• PROBLEM REQUIREMENTS:
Report the number of lines that include "Hirschen", with no additional text.

=== RECORDS FOR PROCESSING ===

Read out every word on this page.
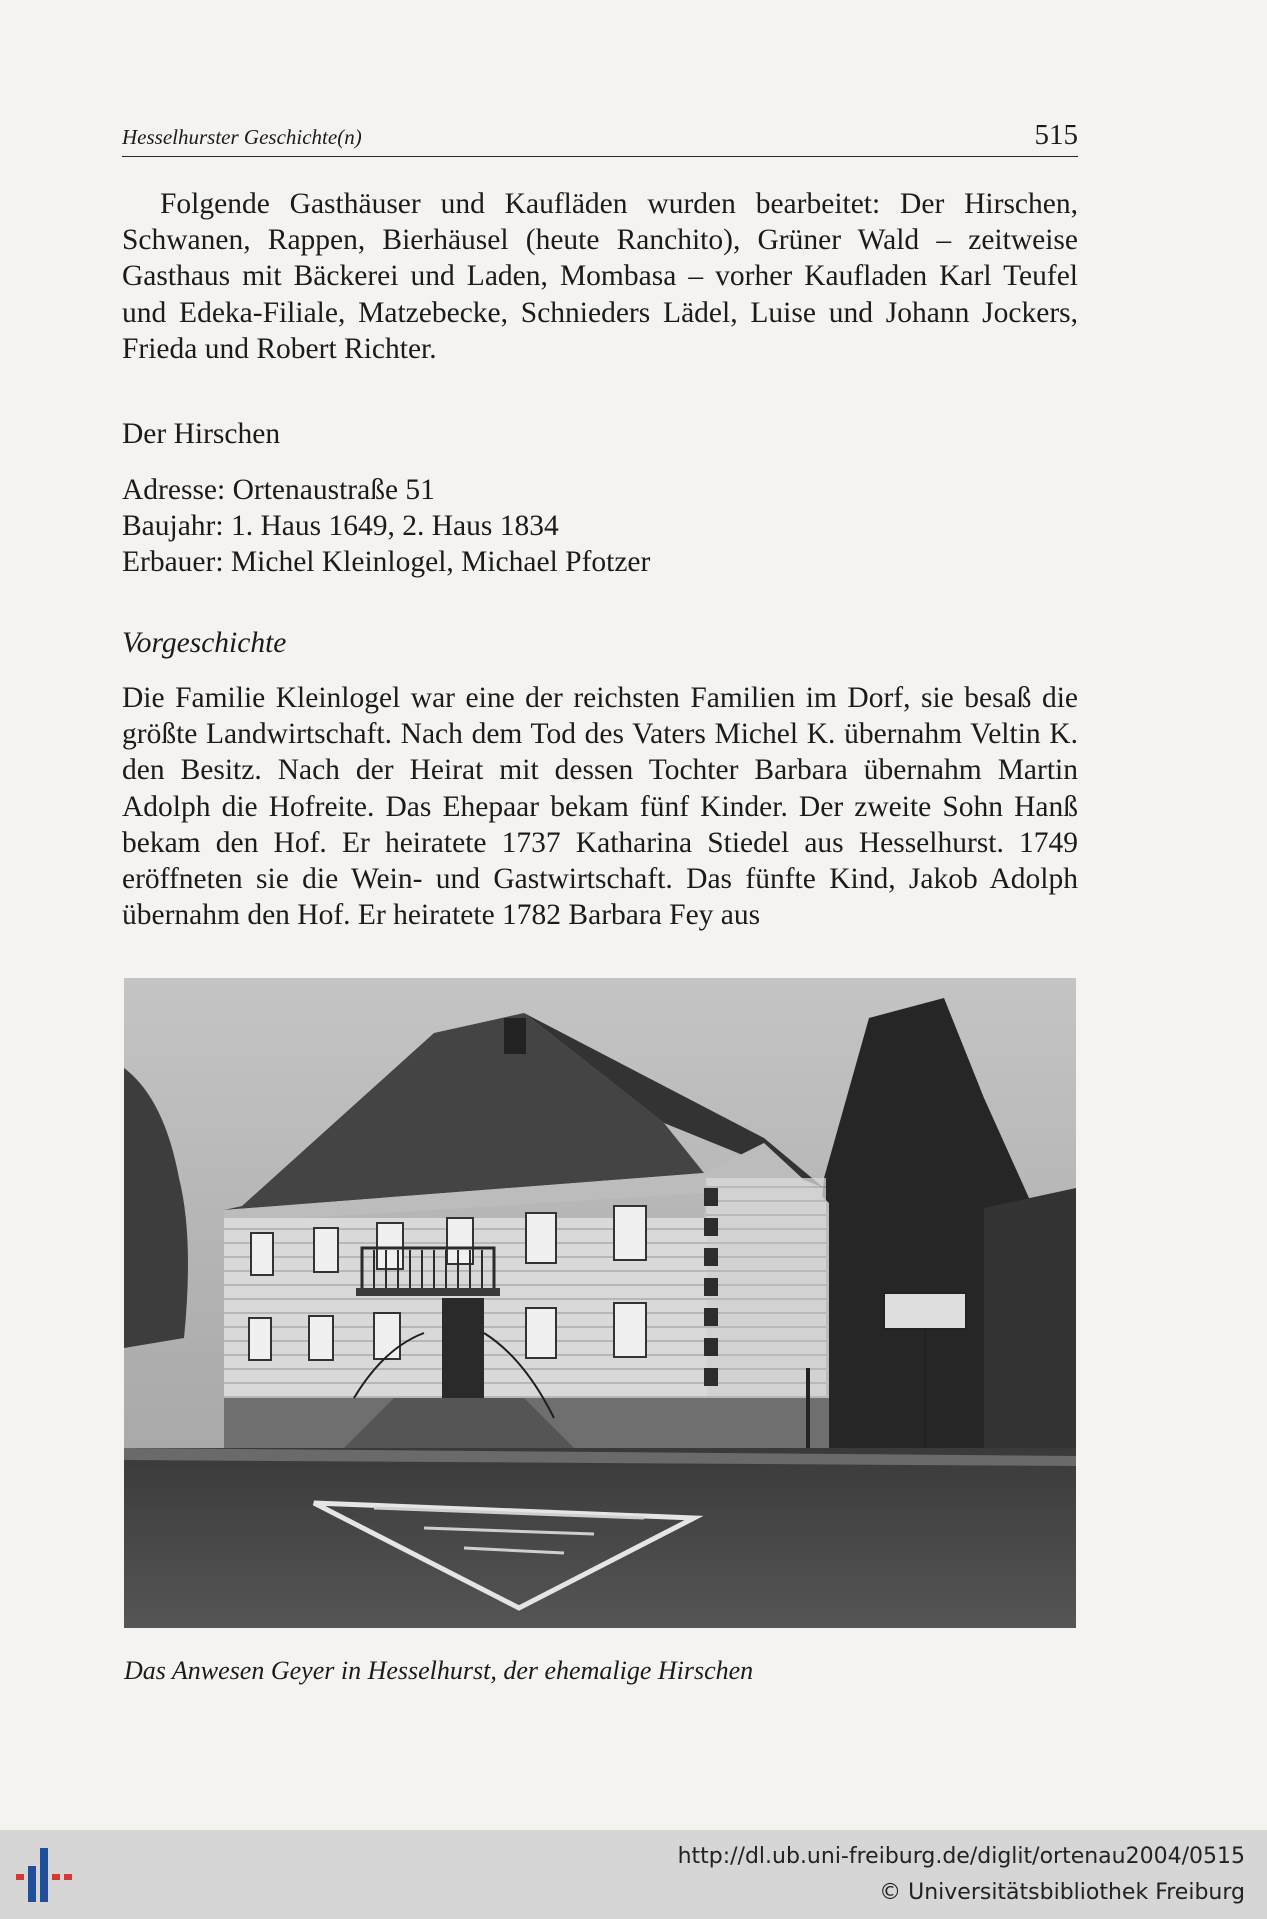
Hesselhurster Geschichte(n)	515

Folgende Gasthäuser und Kaufläden wurden bearbeitet: Der Hirschen, Schwanen, Rappen, Bierhäusel (heute Ranchito), Grüner Wald – zeitweise Gasthaus mit Bäckerei und Laden, Mombasa – vorher Kaufladen Karl Teufel und Edeka-Filiale, Matzebecke, Schnieders Lädel, Luise und Johann Jockers, Frieda und Robert Richter.

Der Hirschen

Adresse: Ortenaustraße 51

Baujahr: 1. Haus 1649, 2. Haus 1834

Erbauer: Michel Kleinlogel, Michael Pfotzer

Vorgeschichte

Die Familie Kleinlogel war eine der reichsten Familien im Dorf, sie besaß die größte Landwirtschaft. Nach dem Tod des Vaters Michel K. übernahm Veltin K. den Besitz. Nach der Heirat mit dessen Tochter Barbara übernahm Martin Adolph die Hofreite. Das Ehepaar bekam fünf Kinder. Der zweite Sohn Hanß bekam den Hof. Er heiratete 1737 Katharina Stiedel aus Hesselhurst. 1749 eröffneten sie die Wein- und Gastwirtschaft. Das fünfte Kind, Jakob Adolph übernahm den Hof. Er heiratete 1782 Barbara Fey aus

Das Anwesen Geyer in Hesselhurst, der ehemalige Hirschen
http://dl.ub.uni-freiburg.de/diglit/ortenau2004/0515
© Universitätsbibliothek Freiburg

===

• ANSWER:
3